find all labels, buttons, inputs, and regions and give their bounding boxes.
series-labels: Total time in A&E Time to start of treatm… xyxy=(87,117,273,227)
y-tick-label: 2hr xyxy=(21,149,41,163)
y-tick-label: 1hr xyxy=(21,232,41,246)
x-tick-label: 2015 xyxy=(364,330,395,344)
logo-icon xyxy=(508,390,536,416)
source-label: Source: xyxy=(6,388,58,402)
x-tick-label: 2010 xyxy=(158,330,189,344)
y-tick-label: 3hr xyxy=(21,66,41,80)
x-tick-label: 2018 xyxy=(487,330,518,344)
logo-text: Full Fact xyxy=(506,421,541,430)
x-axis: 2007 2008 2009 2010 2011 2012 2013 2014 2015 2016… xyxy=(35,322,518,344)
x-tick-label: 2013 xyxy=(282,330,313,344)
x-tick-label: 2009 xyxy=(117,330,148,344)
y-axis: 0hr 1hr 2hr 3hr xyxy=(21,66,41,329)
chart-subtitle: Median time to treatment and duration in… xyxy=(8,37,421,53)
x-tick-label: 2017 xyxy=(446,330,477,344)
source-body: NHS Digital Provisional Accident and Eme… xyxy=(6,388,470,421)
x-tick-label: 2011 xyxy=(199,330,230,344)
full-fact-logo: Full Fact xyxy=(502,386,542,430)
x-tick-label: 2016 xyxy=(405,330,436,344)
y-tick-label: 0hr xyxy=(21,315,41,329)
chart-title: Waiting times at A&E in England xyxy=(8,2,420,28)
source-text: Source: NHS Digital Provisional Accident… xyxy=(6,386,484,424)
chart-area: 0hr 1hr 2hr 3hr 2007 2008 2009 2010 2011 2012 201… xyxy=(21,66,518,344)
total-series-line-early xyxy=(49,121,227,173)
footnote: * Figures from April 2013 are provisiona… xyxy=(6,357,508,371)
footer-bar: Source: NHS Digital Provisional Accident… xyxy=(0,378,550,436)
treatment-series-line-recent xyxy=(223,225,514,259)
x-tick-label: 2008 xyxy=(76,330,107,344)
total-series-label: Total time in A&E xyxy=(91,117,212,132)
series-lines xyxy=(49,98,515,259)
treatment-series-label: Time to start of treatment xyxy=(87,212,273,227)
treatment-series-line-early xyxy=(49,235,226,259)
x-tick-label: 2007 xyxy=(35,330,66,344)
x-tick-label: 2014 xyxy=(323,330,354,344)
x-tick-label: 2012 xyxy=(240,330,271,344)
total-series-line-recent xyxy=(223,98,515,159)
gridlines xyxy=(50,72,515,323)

Exercise description » Lay out every line of the material above as a Markdown table with the columns No. and Entry, giving each line's row number and its text. Leave out any blank lines.

Solved problem »
| No. | Entry |
|---|---|
| 1 | find all labels, buttons, inputs, and regions and give their bounding boxes. |
| 2 | series-labels: Total time in A&E Time to start of treatm… xyxy=(87,117,273,227) |
| 3 | y-tick-label: 2hr xyxy=(21,149,41,163) |
| 4 | y-tick-label: 1hr xyxy=(21,232,41,246) |
| 5 | x-tick-label: 2015 xyxy=(364,330,395,344) |
| 6 | logo-icon xyxy=(508,390,536,416) |
| 7 | source-label: Source: xyxy=(6,388,58,402) |
| 8 | x-tick-label: 2010 xyxy=(158,330,189,344) |
| 9 | y-tick-label: 3hr xyxy=(21,66,41,80) |
| 10 | x-tick-label: 2018 xyxy=(487,330,518,344) |
| 11 | logo-text: Full Fact xyxy=(506,421,541,430) |
| 12 | x-axis: 2007 2008 2009 2010 2011 2012 2013 2014 2015 2016… xyxy=(35,322,518,344) |
| 13 | x-tick-label: 2013 xyxy=(282,330,313,344) |
| 14 | x-tick-label: 2009 xyxy=(117,330,148,344) |
| 15 | y-axis: 0hr 1hr 2hr 3hr xyxy=(21,66,41,329) |
| 16 | chart-subtitle: Median time to treatment and duration in… xyxy=(8,37,421,53) |
| 17 | x-tick-label: 2017 xyxy=(446,330,477,344) |
| 18 | source-body: NHS Digital Provisional Accident and Eme… xyxy=(6,388,470,421) |
| 19 | x-tick-label: 2011 xyxy=(199,330,230,344) |
| 20 | full-fact-logo: Full Fact xyxy=(502,386,542,430) |
| 21 | x-tick-label: 2016 xyxy=(405,330,436,344) |
| 22 | y-tick-label: 0hr xyxy=(21,315,41,329) |
| 23 | chart-title: Waiting times at A&E in England xyxy=(8,2,420,28) |
| 24 | source-text: Source: NHS Digital Provisional Accident… xyxy=(6,386,484,424) |
| 25 | chart-area: 0hr 1hr 2hr 3hr 2007 2008 2009 2010 2011 2012 201… xyxy=(21,66,518,344) |
| 26 | total-series-line-early xyxy=(49,121,227,173) |
| 27 | footnote: * Figures from April 2013 are provisiona… xyxy=(6,357,508,371) |
| 28 | footer-bar: Source: NHS Digital Provisional Accident… xyxy=(0,378,550,436) |
| 29 | treatment-series-line-recent xyxy=(223,225,514,259) |
| 30 | x-tick-label: 2008 xyxy=(76,330,107,344) |
| 31 | total-series-label: Total time in A&E xyxy=(91,117,212,132) |
| 32 | series-lines xyxy=(49,98,515,259) |
| 33 | treatment-series-label: Time to start of treatment xyxy=(87,212,273,227) |
| 34 | treatment-series-line-early xyxy=(49,235,226,259) |
| 35 | x-tick-label: 2007 xyxy=(35,330,66,344) |
| 36 | x-tick-label: 2014 xyxy=(323,330,354,344) |
| 37 | x-tick-label: 2012 xyxy=(240,330,271,344) |
| 38 | total-series-line-recent xyxy=(223,98,515,159) |
| 39 | gridlines xyxy=(50,72,515,323) |